Source data
▼
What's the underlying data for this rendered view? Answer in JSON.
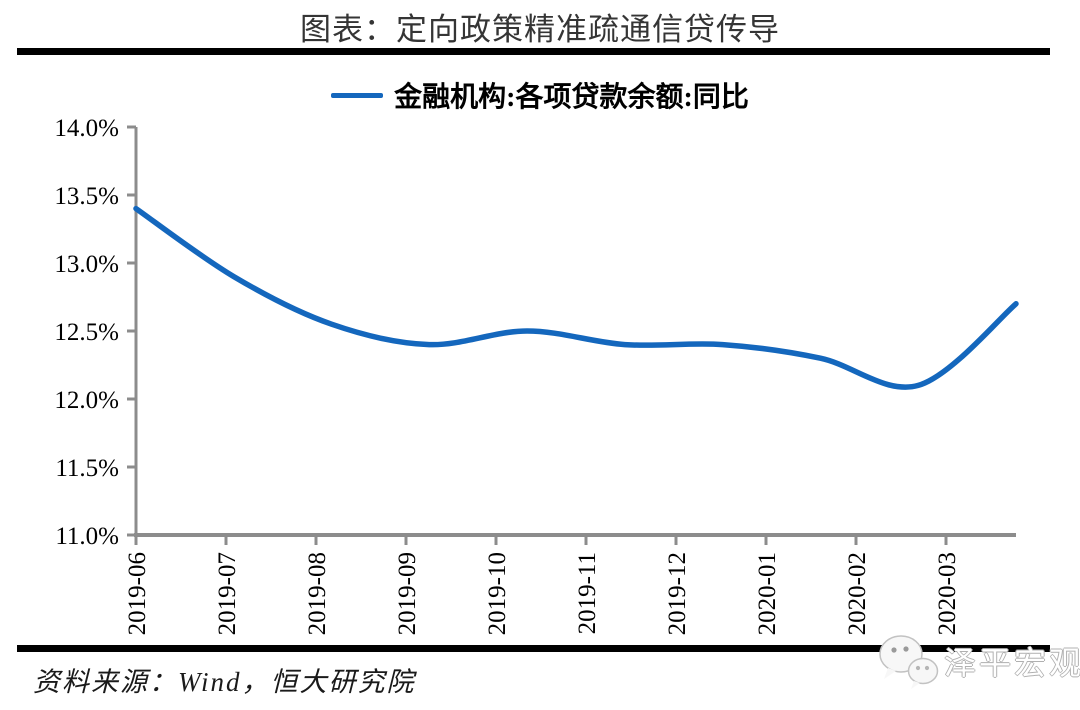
{
  "title": "图表：定向政策精准疏通信贷传导",
  "legend": {
    "label": "金融机构:各项贷款余额:同比",
    "line_color": "#1467BD"
  },
  "source": "资料来源：Wind，恒大研究院",
  "watermark": {
    "icon": "wechat-icon",
    "text": "泽平宏观"
  },
  "colors": {
    "line": "#1467BD",
    "axis": "#8C8C8C",
    "divider_bar": "#000000",
    "tick_text": "#000000",
    "title_text": "#353535"
  },
  "chart_data": {
    "type": "line",
    "smooth": true,
    "title": "图表：定向政策精准疏通信贷传导",
    "x": [
      "2019-06",
      "2019-07",
      "2019-08",
      "2019-09",
      "2019-10",
      "2019-11",
      "2019-12",
      "2020-01",
      "2020-02",
      "2020-03"
    ],
    "series": [
      {
        "name": "金融机构:各项贷款余额:同比",
        "color": "#1467BD",
        "values": [
          13.4,
          12.9,
          12.55,
          12.4,
          12.5,
          12.4,
          12.4,
          12.3,
          12.1,
          12.7
        ]
      }
    ],
    "ylim": [
      11.0,
      14.0
    ],
    "y_tick_labels": [
      "14.0%",
      "13.5%",
      "13.0%",
      "12.5%",
      "12.0%",
      "11.5%",
      "11.0%"
    ],
    "x_label_rotation": 90,
    "grid": false,
    "legend_position": "top",
    "axis_color": "#8C8C8C"
  }
}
▲
The exercise
Go through the material above and copy each line that has the word "定向政策精准疏通信贷传导".

In response
  "title": "图表：定向政策精准疏通信贷传导",
    "title": "图表：定向政策精准疏通信贷传导",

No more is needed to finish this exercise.